Start RECORD LIST

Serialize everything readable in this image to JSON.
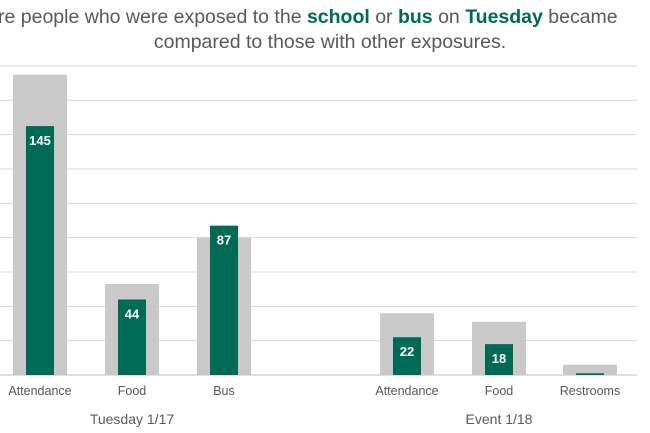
{
  "title": {
    "line1": [
      {
        "text": "re people who were exposed to the ",
        "highlight": false
      },
      {
        "text": "school",
        "highlight": true
      },
      {
        "text": " or ",
        "highlight": false
      },
      {
        "text": "bus",
        "highlight": true
      },
      {
        "text": " on ",
        "highlight": false
      },
      {
        "text": "Tuesday",
        "highlight": true
      },
      {
        "text": " became",
        "highlight": false
      }
    ],
    "line2": "compared to those with other exposures."
  },
  "chart_data": {
    "type": "bar",
    "grid": true,
    "ylim": [
      0,
      180
    ],
    "groups": [
      {
        "label": "Tuesday 1/17",
        "categories": [
          "Attendance",
          "Food",
          "Bus"
        ]
      },
      {
        "label": "Event 1/18",
        "categories": [
          "Attendance",
          "Food",
          "Restrooms"
        ]
      }
    ],
    "series": [
      {
        "values": [
          175,
          53,
          80,
          36,
          31,
          6
        ],
        "color": "#c9c9c9"
      },
      {
        "values": [
          145,
          44,
          87,
          22,
          18,
          1
        ],
        "color": "#006b54",
        "labels": [
          "145",
          "44",
          "87",
          "22",
          "18",
          ""
        ]
      }
    ],
    "colors": {
      "highlight": "#006b54",
      "background_bar": "#c9c9c9"
    }
  }
}
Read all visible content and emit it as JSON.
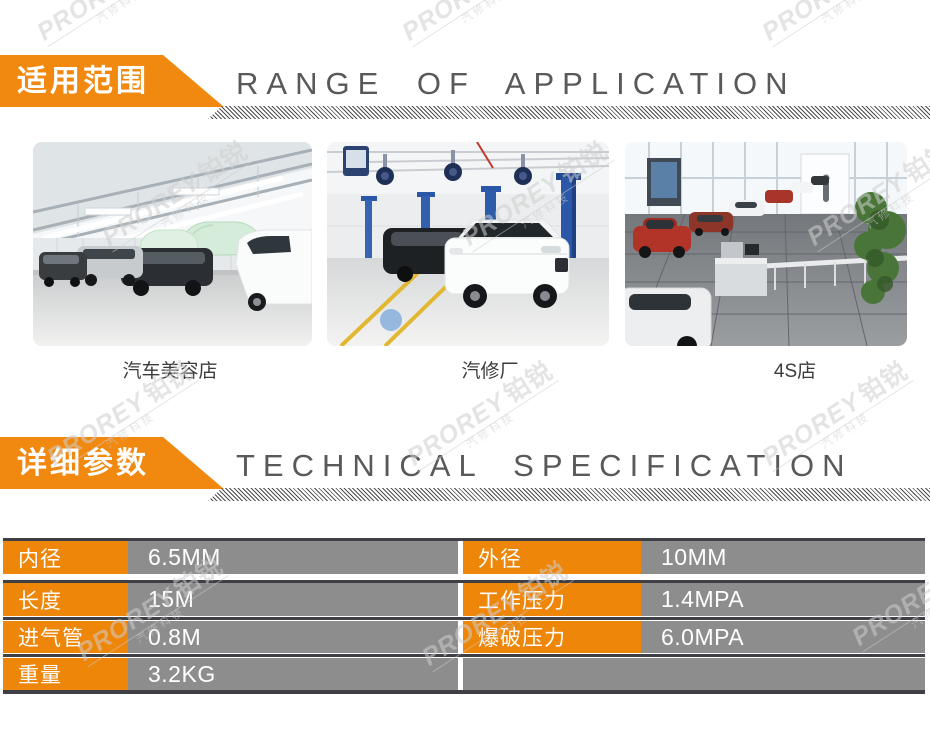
{
  "watermark": {
    "brand": "PROREY",
    "brand_cn": "铂锐",
    "subtitle": "汽修科技"
  },
  "sections": [
    {
      "badge_cn": "适用范围",
      "heading_en": "RANGE OF APPLICATION"
    },
    {
      "badge_cn": "详细参数",
      "heading_en": "TECHNICAL SPECIFICATION"
    }
  ],
  "gallery": {
    "items": [
      {
        "caption": "汽车美容店",
        "photo": "car-beauty-shop"
      },
      {
        "caption": "汽修厂",
        "photo": "auto-repair-shop"
      },
      {
        "caption": "4S店",
        "photo": "4s-dealership"
      }
    ]
  },
  "spec_table": {
    "left_rows": [
      {
        "label": "内径",
        "value": "6.5MM"
      },
      {
        "label": "长度",
        "value": "15M"
      },
      {
        "label": "进气管",
        "value": "0.8M"
      },
      {
        "label": "重量",
        "value": "3.2KG"
      }
    ],
    "right_rows": [
      {
        "label": "外径",
        "value": "10MM"
      },
      {
        "label": "工作压力",
        "value": "1.4MPA"
      },
      {
        "label": "爆破压力",
        "value": "6.0MPA"
      }
    ]
  },
  "colors": {
    "accent_orange": "#F1880F",
    "table_orange": "#EE8609",
    "table_gray": "#8D8D8D",
    "row_line_dark": "#3E4045",
    "heading_gray": "#58595B"
  }
}
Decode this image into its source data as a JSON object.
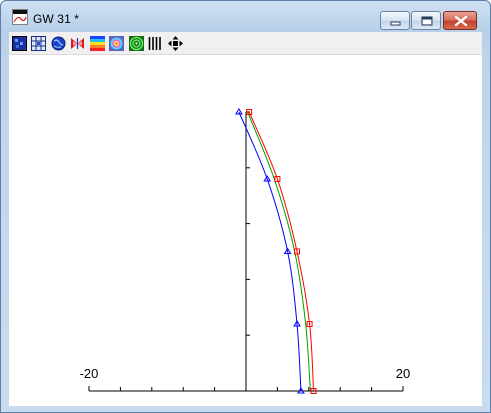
{
  "window": {
    "title": "GW 31 *"
  },
  "toolbar": {
    "icons": [
      "grid-map-icon",
      "data-table-icon",
      "globe-icon",
      "butterfly-icon",
      "color-bands-icon",
      "radial-pattern-icon",
      "target-icon",
      "bars-icon",
      "arrows-cross-icon"
    ]
  },
  "plot": {
    "x_tick_labels": [
      "-20",
      "20"
    ],
    "colors": {
      "blue": "#0000ff",
      "green": "#00a000",
      "red": "#ff0000",
      "axis": "#000000"
    }
  },
  "chart_data": {
    "type": "line",
    "xlim": [
      -20,
      20
    ],
    "x_tick_labels": [
      "-20",
      "20"
    ],
    "x_minor_step": 4,
    "y_axis_ticks": 5,
    "series": [
      {
        "color": "#0000ff",
        "marker": "triangle",
        "points": [
          [
            -0.9,
            1.0
          ],
          [
            2.7,
            0.76
          ],
          [
            5.3,
            0.5
          ],
          [
            6.5,
            0.24
          ],
          [
            7.0,
            0.0
          ]
        ]
      },
      {
        "color": "#00a000",
        "marker": "none",
        "points": [
          [
            0.2,
            1.0
          ],
          [
            3.6,
            0.76
          ],
          [
            6.2,
            0.5
          ],
          [
            7.6,
            0.24
          ],
          [
            8.2,
            0.0
          ]
        ]
      },
      {
        "color": "#ff0000",
        "marker": "square",
        "points": [
          [
            0.4,
            1.0
          ],
          [
            4.0,
            0.76
          ],
          [
            6.5,
            0.5
          ],
          [
            8.1,
            0.24
          ],
          [
            8.6,
            0.0
          ]
        ]
      }
    ]
  }
}
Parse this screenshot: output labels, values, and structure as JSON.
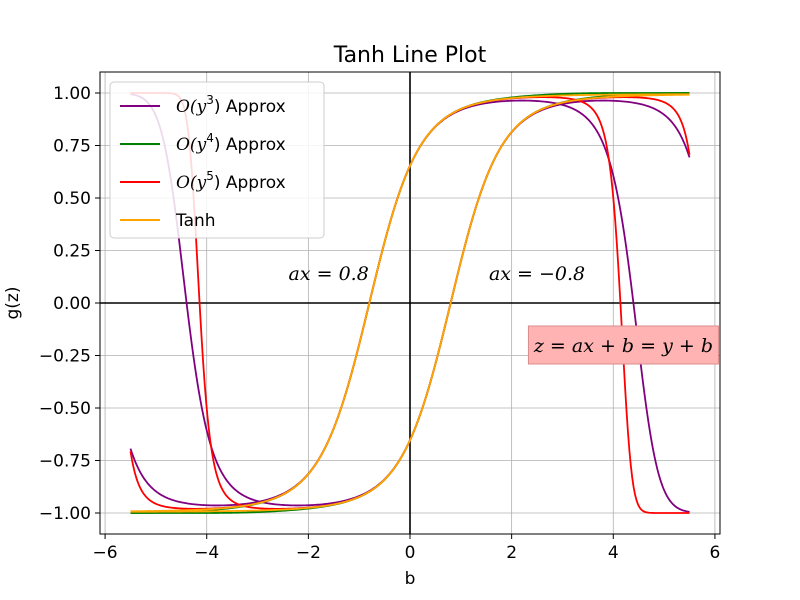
{
  "chart_data": {
    "type": "line",
    "title": "Tanh Line Plot",
    "xlabel": "b",
    "ylabel": "g(z)",
    "xlim": [
      -6.1,
      6.1
    ],
    "ylim": [
      -1.1,
      1.1
    ],
    "x_ticks": [
      -6,
      -4,
      -2,
      0,
      2,
      4,
      6
    ],
    "y_ticks": [
      -1.0,
      -0.75,
      -0.5,
      -0.25,
      0.0,
      0.25,
      0.5,
      0.75,
      1.0
    ],
    "x_tick_labels": [
      "−6",
      "−4",
      "−2",
      "0",
      "2",
      "4",
      "6"
    ],
    "y_tick_labels": [
      "−1.00",
      "−0.75",
      "−0.50",
      "−0.25",
      "0.00",
      "0.25",
      "0.50",
      "0.75",
      "1.00"
    ],
    "grid": true,
    "legend_position": "top-left",
    "x_range": [
      -5.5,
      5.5
    ],
    "ax_values": [
      0.8,
      -0.8
    ],
    "series": [
      {
        "name": "O(y3) Approx",
        "label_base": "O(y",
        "label_exp": "3",
        "label_tail": ") Approx",
        "color": "#800080",
        "order": 3
      },
      {
        "name": "O(y4) Approx",
        "label_base": "O(y",
        "label_exp": "4",
        "label_tail": ") Approx",
        "color": "#008000",
        "order": 4
      },
      {
        "name": "O(y5) Approx",
        "label_base": "O(y",
        "label_exp": "5",
        "label_tail": ") Approx",
        "color": "#ff0000",
        "order": 5
      },
      {
        "name": "Tanh",
        "label_base": "Tanh",
        "label_exp": "",
        "label_tail": "",
        "color": "#ffa500",
        "order": 0
      }
    ],
    "annotations": [
      {
        "text": "ax = 0.8",
        "x": -1.6,
        "y": 0.1
      },
      {
        "text": "ax = −0.8",
        "x": 2.5,
        "y": 0.1
      }
    ],
    "boxed_annotation": {
      "text": "z = ax + b = y + b",
      "x": 4.2,
      "y": -0.2,
      "facecolor": "#ffb3b3",
      "edgecolor": "#d98c8c"
    }
  }
}
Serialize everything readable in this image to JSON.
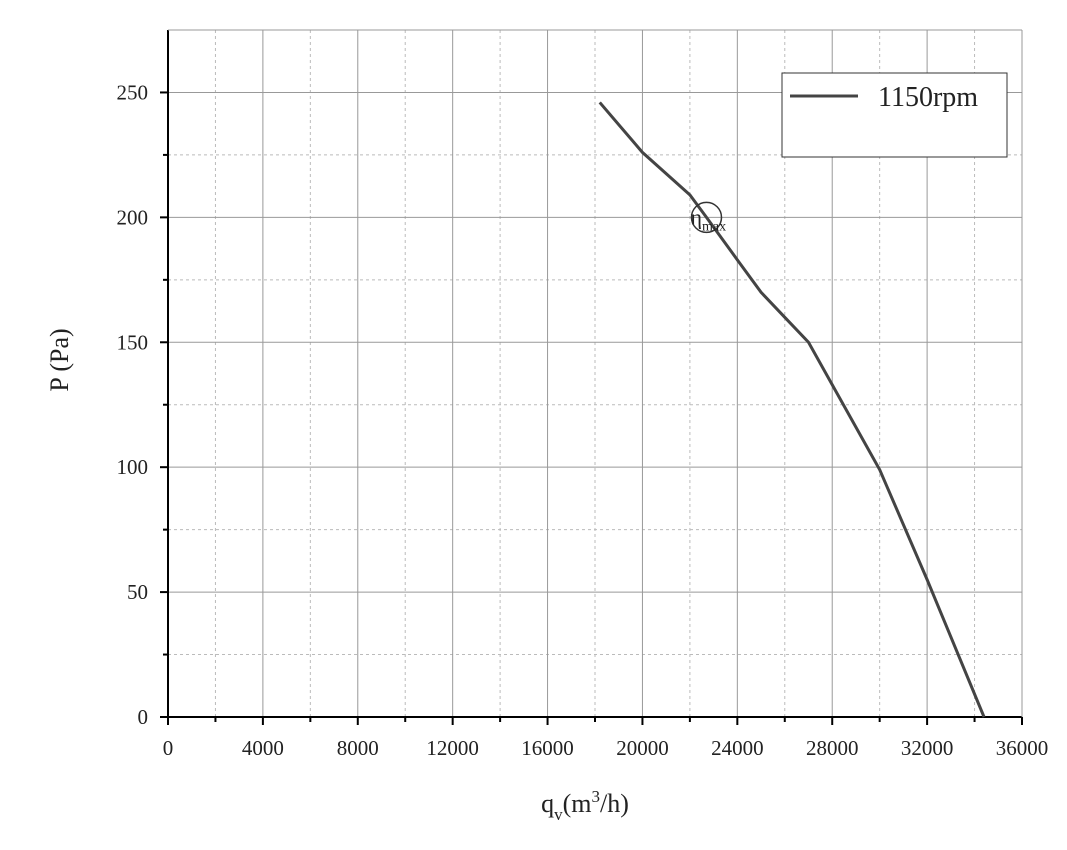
{
  "chart_data": {
    "type": "line",
    "x_label": {
      "main": "q",
      "sub": "v",
      "rest": "(m",
      "sup": "3",
      "end": "/h)"
    },
    "y_label": "P (Pa)",
    "series": [
      {
        "name": "1150rpm",
        "color": "#444444",
        "x": [
          18200,
          20000,
          22000,
          22700,
          24000,
          25000,
          26000,
          27000,
          28000,
          30000,
          32000,
          34400
        ],
        "values": [
          246,
          226,
          209,
          200,
          183,
          170,
          160,
          150,
          133,
          99,
          55,
          0
        ]
      }
    ],
    "annotation": {
      "text": "η",
      "sub": "max",
      "x": 22700,
      "y": 200
    },
    "xlim": [
      0,
      36000
    ],
    "ylim": [
      0,
      275
    ],
    "xticks": [
      0,
      4000,
      8000,
      12000,
      16000,
      20000,
      24000,
      28000,
      32000,
      36000
    ],
    "yticks": [
      0,
      50,
      100,
      150,
      200,
      250
    ],
    "xminorticks": [
      2000,
      6000,
      10000,
      14000,
      18000,
      22000,
      26000,
      30000,
      34000
    ],
    "yminorticks": [
      25,
      75,
      125,
      175,
      225
    ],
    "grid": true,
    "legend": "top-right"
  }
}
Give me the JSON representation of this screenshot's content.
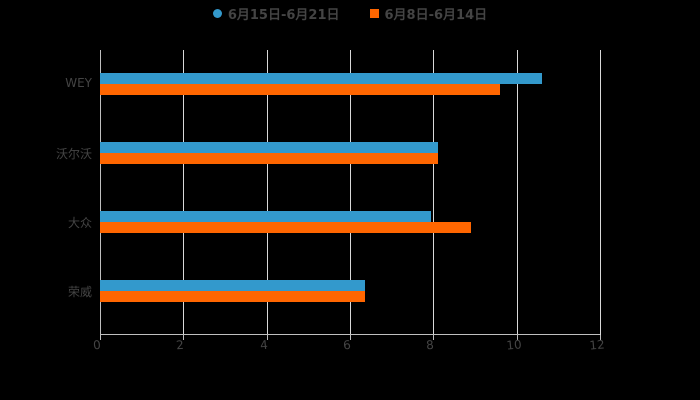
{
  "chart_data": {
    "type": "bar",
    "orientation": "horizontal",
    "title": "",
    "xlabel": "",
    "ylabel": "",
    "categories": [
      "WEY",
      "沃尔沃",
      "大众",
      "荣威"
    ],
    "series": [
      {
        "name": "6月15日-6月21日",
        "color": "#3399cc",
        "values": [
          10.6,
          8.1,
          7.95,
          6.35
        ]
      },
      {
        "name": "6月8日-6月14日",
        "color": "#ff6600",
        "values": [
          9.6,
          8.1,
          8.9,
          6.35
        ]
      }
    ],
    "xlim": [
      0,
      12
    ],
    "x_ticks": [
      "0",
      "2",
      "4",
      "6",
      "8",
      "10",
      "12"
    ],
    "grid": true,
    "legend_position": "top"
  },
  "legend": {
    "series1": "6月15日-6月21日",
    "series2": "6月8日-6月14日"
  },
  "axis": {
    "ticks": [
      "0",
      "2",
      "4",
      "6",
      "8",
      "10",
      "12"
    ],
    "categories": [
      "WEY",
      "沃尔沃",
      "大众",
      "荣威"
    ]
  }
}
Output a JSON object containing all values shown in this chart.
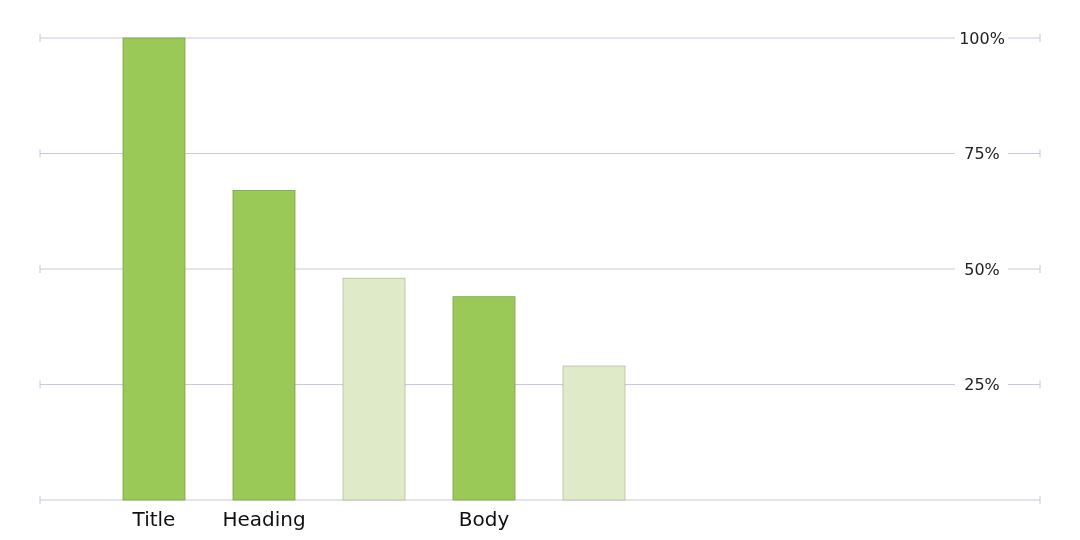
{
  "chart_data": {
    "type": "bar",
    "categories": [
      "Title",
      "Heading",
      null,
      "Body",
      null,
      null,
      null,
      null,
      null
    ],
    "values": [
      100,
      67,
      48,
      44,
      29,
      null,
      null,
      null,
      null
    ],
    "colors": [
      "#9bc958",
      "#9bc958",
      "#dfebc8",
      "#9bc958",
      "#dfebc8",
      null,
      null,
      null,
      null
    ],
    "ylim": [
      0,
      100
    ],
    "yticks": [
      {
        "value": 0,
        "label": null
      },
      {
        "value": 25,
        "label": "25%"
      },
      {
        "value": 50,
        "label": "50%"
      },
      {
        "value": 75,
        "label": "75%"
      },
      {
        "value": 100,
        "label": "100%"
      }
    ],
    "grid": "y"
  }
}
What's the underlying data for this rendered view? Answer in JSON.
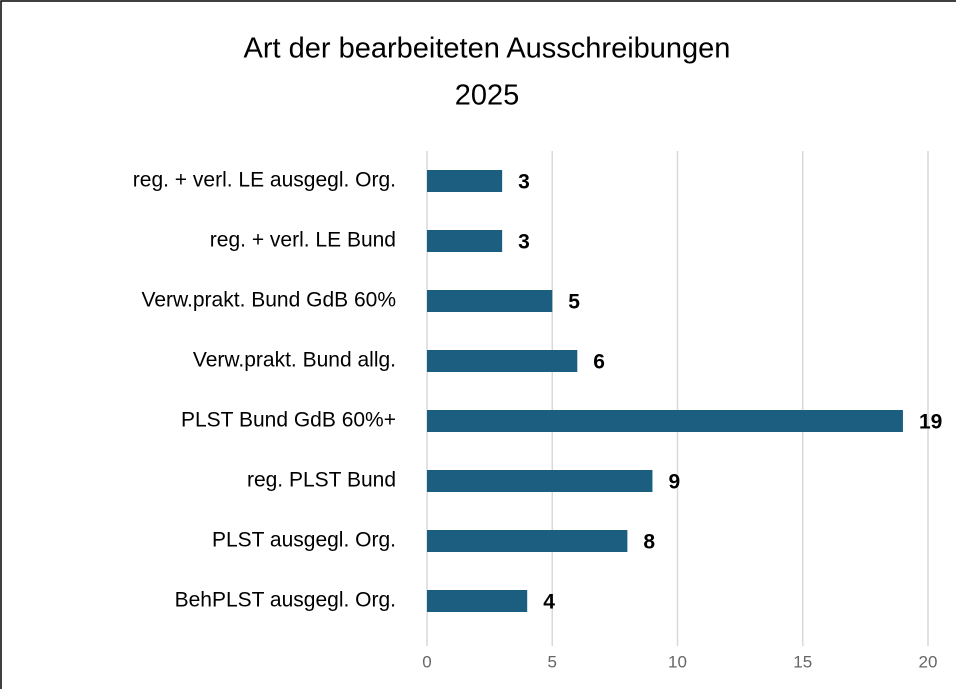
{
  "chart_data": {
    "type": "bar",
    "horizontal": true,
    "title": "Art der bearbeiteten Ausschreibungen",
    "subtitle": "2025",
    "categories": [
      "reg. + verl. LE ausgegl. Org.",
      "reg. + verl. LE Bund",
      "Verw.prakt. Bund GdB 60%",
      "Verw.prakt. Bund allg.",
      "PLST Bund GdB 60%+",
      "reg. PLST Bund",
      "PLST ausgegl. Org.",
      "BehPLST ausgegl. Org."
    ],
    "values": [
      3,
      3,
      5,
      6,
      19,
      9,
      8,
      4
    ],
    "color": "#1b5e80",
    "xlim": [
      0,
      20
    ],
    "xticks": [
      0,
      5,
      10,
      15,
      20
    ],
    "grid": true
  }
}
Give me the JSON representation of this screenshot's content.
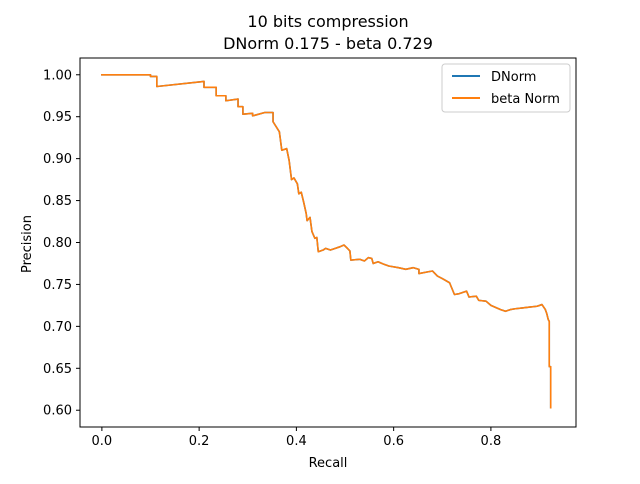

End RECORD LIST

▶ _PROBLEM TO WORK ON_: Where a line holds the string "marker", copy that line.

▶ _TASK ANSWER_:
        "marker": "triangle",
        "marker": "none",
        "marker": "square",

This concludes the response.